#### Your goal
Within the records that follow, find every line containing the string "this". Copy those lines.

### Material

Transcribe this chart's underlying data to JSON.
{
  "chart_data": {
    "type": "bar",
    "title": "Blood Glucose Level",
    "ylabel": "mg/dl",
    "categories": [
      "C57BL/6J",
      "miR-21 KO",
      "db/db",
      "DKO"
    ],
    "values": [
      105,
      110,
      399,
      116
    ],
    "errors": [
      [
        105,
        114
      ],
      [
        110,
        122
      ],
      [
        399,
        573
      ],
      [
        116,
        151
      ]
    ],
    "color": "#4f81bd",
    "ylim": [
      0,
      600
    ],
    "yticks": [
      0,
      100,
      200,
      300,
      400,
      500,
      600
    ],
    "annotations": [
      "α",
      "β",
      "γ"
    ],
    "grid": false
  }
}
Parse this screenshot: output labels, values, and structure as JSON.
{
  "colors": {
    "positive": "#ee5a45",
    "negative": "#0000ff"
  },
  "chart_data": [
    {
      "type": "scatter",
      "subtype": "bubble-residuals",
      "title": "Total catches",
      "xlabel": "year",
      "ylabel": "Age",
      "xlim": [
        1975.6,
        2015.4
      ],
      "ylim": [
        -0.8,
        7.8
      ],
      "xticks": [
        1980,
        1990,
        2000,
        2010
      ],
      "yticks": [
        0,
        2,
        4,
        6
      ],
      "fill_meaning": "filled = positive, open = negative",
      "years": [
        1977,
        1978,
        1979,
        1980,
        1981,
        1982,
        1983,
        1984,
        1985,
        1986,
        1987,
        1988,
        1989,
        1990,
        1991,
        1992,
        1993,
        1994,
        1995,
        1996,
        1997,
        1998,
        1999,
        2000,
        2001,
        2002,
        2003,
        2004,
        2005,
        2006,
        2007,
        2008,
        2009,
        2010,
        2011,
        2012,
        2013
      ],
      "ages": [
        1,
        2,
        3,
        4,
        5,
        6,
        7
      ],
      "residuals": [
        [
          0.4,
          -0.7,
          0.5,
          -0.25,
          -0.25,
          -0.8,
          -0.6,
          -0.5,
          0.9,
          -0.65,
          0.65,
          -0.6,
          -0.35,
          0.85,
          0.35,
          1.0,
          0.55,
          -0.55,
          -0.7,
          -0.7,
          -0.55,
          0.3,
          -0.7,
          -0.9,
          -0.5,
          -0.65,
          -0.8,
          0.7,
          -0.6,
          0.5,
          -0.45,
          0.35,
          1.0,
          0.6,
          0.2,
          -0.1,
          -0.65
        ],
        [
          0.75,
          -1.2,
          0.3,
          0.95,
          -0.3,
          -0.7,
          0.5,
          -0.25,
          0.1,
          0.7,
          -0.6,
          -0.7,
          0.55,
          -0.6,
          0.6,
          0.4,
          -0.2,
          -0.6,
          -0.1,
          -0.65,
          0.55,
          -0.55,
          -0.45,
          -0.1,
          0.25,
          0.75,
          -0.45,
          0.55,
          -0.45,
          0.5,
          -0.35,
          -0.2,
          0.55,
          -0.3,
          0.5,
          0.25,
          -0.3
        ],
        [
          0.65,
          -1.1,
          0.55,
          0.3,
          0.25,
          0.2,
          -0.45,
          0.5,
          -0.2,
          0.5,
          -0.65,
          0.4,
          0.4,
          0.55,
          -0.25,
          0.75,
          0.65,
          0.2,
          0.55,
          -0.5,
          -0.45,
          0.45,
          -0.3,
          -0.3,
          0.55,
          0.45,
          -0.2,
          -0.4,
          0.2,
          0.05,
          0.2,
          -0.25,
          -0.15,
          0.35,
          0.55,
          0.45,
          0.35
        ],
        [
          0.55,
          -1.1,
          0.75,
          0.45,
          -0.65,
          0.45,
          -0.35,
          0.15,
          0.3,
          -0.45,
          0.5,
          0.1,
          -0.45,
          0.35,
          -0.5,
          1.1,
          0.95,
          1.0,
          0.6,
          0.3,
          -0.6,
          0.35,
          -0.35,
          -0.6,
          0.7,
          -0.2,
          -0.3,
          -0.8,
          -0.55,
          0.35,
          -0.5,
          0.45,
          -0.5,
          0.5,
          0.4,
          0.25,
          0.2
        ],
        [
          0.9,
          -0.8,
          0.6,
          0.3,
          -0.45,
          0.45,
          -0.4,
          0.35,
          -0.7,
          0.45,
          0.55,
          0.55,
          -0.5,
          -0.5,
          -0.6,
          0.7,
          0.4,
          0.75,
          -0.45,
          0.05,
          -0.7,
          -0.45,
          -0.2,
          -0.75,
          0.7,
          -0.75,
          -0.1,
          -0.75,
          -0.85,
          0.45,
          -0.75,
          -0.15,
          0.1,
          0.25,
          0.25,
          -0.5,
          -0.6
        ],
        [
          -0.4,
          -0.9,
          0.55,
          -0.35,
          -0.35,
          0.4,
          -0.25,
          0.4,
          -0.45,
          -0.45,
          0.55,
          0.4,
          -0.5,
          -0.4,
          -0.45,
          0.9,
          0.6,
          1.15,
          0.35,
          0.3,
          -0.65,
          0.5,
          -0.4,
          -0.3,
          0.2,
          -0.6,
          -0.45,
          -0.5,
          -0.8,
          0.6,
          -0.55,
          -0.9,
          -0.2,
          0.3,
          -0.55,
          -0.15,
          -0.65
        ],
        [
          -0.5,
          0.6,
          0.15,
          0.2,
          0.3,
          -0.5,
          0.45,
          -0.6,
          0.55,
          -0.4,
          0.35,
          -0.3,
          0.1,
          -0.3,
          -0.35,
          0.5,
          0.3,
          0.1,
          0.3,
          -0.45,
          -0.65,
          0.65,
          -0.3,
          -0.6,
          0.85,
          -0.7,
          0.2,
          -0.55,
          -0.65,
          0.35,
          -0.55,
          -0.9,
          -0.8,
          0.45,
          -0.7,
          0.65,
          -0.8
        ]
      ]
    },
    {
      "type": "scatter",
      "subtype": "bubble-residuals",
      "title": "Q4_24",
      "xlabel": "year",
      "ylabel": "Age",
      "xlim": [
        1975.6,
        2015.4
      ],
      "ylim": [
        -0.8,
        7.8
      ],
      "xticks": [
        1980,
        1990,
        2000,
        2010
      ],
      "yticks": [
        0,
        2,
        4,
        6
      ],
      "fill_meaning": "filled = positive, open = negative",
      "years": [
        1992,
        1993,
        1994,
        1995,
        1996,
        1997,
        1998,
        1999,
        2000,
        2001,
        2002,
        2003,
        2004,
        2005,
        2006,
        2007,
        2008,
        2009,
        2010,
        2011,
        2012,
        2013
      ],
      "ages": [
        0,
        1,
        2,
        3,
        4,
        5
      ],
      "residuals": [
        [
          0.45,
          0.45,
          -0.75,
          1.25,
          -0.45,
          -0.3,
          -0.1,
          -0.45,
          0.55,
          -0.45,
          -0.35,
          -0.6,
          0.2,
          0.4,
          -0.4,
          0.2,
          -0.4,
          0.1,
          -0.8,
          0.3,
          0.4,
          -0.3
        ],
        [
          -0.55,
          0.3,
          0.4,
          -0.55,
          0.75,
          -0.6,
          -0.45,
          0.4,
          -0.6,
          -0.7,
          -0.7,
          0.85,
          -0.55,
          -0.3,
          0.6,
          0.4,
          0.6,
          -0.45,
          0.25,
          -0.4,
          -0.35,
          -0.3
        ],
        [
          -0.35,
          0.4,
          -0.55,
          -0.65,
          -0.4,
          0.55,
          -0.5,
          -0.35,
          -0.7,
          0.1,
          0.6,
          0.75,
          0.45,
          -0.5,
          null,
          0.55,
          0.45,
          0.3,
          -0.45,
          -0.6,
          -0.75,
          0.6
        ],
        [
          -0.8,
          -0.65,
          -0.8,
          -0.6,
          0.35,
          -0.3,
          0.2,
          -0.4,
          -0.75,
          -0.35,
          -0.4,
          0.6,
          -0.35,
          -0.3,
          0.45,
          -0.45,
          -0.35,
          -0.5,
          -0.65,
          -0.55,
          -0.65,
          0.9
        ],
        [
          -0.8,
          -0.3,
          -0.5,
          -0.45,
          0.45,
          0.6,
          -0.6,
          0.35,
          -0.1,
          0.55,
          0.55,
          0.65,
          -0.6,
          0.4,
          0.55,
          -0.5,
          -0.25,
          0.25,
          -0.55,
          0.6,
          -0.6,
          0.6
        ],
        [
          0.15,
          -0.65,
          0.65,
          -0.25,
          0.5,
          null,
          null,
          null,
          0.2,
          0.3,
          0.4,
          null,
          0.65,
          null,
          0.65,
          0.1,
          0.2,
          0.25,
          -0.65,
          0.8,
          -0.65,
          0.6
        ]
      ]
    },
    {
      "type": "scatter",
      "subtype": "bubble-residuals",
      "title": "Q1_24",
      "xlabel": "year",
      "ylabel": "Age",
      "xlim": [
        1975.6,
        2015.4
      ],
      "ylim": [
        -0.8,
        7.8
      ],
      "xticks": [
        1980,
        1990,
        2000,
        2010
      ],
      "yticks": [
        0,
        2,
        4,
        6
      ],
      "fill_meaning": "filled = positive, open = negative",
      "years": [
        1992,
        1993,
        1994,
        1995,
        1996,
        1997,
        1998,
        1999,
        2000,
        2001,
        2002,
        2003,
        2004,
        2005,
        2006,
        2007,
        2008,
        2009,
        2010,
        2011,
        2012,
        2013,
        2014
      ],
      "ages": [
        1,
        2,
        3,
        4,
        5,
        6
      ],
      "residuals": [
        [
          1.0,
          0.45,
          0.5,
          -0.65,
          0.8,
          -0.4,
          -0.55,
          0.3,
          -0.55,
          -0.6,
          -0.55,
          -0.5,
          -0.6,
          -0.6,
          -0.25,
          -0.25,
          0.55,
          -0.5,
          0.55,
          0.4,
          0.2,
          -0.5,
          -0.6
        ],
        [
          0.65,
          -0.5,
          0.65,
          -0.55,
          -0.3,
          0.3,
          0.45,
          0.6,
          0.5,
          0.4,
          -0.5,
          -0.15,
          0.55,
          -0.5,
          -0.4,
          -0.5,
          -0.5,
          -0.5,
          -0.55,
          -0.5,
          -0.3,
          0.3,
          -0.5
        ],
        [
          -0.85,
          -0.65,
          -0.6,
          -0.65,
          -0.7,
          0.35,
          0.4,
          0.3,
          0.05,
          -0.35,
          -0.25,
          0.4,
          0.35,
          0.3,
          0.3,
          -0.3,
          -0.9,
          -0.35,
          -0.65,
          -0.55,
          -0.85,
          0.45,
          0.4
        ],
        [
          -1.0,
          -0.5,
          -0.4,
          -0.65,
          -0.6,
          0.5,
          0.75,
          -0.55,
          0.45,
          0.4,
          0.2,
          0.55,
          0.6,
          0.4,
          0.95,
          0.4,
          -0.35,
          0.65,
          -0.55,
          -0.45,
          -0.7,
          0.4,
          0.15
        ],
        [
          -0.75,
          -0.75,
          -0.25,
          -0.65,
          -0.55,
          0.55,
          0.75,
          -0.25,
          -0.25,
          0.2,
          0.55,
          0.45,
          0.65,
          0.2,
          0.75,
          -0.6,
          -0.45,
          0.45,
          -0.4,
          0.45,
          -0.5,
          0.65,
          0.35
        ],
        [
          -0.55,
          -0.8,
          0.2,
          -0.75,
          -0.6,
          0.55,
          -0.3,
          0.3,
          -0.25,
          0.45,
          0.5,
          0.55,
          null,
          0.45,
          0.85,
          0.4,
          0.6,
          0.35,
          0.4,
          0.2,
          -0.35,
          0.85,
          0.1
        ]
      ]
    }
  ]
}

######
### Material

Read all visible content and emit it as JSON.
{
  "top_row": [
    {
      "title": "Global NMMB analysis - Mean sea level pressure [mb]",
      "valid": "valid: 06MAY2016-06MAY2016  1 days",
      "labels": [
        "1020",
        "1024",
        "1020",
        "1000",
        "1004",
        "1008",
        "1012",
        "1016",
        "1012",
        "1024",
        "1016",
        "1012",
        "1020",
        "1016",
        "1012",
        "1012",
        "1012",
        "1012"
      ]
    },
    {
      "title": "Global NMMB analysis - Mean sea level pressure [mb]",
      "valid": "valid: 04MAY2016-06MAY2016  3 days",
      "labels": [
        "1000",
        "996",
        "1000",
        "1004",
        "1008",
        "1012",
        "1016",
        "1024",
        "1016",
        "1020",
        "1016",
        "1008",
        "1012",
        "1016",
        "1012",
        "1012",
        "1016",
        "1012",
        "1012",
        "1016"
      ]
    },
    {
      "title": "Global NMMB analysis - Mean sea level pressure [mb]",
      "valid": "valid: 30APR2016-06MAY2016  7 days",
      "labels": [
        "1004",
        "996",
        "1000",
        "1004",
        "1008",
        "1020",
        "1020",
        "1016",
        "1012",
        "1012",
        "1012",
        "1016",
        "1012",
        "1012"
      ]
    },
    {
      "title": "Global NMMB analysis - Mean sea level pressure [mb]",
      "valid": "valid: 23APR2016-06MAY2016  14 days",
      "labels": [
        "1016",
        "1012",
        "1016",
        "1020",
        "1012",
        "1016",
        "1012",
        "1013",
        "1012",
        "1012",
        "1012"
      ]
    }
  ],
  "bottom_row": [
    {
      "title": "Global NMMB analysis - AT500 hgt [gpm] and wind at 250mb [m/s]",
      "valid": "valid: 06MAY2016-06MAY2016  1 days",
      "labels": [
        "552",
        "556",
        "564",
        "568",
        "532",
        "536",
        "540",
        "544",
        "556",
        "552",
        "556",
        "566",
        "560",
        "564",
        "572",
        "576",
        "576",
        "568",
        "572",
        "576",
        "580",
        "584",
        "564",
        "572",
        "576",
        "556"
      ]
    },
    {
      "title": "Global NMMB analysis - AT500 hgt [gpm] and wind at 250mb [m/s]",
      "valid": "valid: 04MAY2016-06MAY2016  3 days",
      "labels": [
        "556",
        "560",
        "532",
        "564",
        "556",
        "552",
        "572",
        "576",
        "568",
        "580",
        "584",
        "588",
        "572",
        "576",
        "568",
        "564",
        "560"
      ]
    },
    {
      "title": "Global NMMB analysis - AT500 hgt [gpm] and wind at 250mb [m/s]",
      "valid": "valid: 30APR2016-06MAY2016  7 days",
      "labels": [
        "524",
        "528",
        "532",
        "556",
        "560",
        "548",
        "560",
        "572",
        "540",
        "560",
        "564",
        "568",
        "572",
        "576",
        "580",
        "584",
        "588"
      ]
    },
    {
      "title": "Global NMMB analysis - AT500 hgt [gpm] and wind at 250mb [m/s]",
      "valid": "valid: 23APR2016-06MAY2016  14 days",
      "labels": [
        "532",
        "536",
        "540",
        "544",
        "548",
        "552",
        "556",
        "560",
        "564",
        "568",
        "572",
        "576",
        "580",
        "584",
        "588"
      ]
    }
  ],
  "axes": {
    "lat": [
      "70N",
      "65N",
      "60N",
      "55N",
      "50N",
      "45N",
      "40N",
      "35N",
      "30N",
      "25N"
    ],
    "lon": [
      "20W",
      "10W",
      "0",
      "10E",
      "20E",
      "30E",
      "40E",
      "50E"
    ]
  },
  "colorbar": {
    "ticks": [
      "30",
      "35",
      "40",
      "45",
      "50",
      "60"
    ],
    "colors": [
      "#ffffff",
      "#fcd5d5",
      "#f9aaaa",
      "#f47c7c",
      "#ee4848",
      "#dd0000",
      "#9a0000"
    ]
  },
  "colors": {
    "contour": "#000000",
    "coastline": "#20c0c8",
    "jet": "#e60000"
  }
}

######

#### Written reply
Transcribe this chart's underlying data to JSON.
Parse this screenshot: output labels, values, and structure as JSON.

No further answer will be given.